*DESCRIPTION OF THE TASK:* Scan the lines below; pull out those with "Робота".

_ _ _ _

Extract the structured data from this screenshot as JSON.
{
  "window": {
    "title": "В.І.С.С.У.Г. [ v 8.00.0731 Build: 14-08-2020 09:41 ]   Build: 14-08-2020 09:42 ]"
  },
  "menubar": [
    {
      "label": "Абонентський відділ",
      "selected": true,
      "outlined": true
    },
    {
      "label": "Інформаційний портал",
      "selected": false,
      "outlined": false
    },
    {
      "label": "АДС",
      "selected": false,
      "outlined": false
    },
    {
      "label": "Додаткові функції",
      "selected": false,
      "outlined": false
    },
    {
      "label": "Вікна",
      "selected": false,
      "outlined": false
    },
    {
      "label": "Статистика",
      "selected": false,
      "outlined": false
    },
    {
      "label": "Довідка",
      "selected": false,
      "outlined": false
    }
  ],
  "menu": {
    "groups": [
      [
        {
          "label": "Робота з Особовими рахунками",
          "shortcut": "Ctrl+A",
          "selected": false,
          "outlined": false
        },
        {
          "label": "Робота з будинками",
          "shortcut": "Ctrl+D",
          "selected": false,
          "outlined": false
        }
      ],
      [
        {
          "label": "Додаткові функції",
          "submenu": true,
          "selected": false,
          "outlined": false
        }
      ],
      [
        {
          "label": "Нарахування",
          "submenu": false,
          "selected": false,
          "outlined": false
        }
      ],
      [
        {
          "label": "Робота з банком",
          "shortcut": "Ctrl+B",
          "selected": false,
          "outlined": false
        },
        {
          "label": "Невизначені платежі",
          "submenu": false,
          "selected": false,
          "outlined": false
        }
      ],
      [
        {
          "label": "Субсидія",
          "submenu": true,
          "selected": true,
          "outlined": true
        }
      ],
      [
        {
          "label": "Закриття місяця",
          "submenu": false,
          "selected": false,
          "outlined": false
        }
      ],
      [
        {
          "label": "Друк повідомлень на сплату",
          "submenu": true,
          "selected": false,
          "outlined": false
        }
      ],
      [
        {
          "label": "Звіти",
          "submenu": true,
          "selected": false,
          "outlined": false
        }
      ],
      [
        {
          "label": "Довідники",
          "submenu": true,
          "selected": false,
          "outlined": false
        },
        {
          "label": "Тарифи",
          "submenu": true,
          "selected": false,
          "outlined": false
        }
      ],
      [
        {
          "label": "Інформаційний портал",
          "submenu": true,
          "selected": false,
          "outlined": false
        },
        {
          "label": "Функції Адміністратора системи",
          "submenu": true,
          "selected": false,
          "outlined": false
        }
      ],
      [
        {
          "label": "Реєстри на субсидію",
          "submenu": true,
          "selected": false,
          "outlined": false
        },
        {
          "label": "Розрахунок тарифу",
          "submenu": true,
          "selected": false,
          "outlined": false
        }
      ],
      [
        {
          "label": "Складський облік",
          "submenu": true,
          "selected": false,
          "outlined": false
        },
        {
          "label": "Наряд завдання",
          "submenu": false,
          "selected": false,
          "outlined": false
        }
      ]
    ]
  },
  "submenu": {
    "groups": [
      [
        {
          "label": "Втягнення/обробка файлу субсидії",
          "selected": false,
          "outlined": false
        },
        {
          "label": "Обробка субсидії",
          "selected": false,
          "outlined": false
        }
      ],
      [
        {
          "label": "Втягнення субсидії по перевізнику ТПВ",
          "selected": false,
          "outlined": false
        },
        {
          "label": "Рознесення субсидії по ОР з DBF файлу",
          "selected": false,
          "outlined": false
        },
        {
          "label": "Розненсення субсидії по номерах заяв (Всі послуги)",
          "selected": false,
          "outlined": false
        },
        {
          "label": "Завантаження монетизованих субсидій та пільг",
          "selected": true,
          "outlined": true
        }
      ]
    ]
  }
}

_ _ _ _

*RESPONSE:*
          "label": "Робота з Особовими рахунками",
          "label": "Робота з будинками",
          "label": "Робота з банком",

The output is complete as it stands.